- _Source material_:
━━━━━━
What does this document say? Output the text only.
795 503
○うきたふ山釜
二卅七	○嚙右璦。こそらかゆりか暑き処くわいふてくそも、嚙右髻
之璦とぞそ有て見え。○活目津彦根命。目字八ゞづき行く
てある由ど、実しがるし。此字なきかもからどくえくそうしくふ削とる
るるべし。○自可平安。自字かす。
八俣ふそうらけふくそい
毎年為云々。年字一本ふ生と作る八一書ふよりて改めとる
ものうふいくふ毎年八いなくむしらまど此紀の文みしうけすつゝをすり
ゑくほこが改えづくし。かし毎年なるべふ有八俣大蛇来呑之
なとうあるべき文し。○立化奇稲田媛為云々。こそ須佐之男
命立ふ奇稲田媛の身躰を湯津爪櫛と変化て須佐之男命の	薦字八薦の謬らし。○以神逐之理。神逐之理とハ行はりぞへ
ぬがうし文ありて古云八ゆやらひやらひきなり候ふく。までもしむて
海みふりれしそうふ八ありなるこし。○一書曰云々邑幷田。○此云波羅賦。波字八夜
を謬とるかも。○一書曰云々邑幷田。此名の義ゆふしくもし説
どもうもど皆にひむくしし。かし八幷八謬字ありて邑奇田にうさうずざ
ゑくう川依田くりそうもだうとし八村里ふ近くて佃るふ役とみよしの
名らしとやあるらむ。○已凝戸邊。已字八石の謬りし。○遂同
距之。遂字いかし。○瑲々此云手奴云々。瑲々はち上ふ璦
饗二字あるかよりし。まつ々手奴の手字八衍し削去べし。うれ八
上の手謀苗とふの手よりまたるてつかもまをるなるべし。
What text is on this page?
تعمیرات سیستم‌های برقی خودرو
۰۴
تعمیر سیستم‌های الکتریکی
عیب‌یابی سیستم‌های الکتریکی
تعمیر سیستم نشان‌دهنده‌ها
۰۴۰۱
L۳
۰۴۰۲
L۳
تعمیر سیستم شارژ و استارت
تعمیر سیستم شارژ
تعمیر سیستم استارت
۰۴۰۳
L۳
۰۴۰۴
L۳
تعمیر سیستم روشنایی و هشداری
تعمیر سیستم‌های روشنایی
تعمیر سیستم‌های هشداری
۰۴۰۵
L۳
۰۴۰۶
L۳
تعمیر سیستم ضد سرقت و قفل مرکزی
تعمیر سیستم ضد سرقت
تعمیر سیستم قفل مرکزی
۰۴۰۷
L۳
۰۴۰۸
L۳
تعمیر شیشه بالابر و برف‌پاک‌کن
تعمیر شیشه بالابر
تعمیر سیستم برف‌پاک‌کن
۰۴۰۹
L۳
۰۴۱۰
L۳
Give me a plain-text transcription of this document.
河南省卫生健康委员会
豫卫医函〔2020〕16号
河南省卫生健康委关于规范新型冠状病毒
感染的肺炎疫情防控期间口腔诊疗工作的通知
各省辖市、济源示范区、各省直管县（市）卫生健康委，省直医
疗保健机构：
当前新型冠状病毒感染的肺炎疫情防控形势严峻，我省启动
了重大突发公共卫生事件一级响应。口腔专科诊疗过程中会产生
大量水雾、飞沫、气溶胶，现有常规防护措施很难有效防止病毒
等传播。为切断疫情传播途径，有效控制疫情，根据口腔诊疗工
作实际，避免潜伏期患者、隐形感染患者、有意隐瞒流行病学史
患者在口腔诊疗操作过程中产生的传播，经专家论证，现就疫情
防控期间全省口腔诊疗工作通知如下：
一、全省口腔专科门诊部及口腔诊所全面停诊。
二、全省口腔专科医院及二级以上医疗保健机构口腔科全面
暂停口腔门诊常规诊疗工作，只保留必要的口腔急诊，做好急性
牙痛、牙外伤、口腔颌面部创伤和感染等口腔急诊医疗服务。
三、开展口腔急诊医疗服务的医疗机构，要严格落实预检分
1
━━━━━━
Report all lines of the data that include the word "شیشه".

- _Answer to the task_:
تعمیر شیشه بالابر و برف‌پاک‌کن
تعمیر شیشه بالابر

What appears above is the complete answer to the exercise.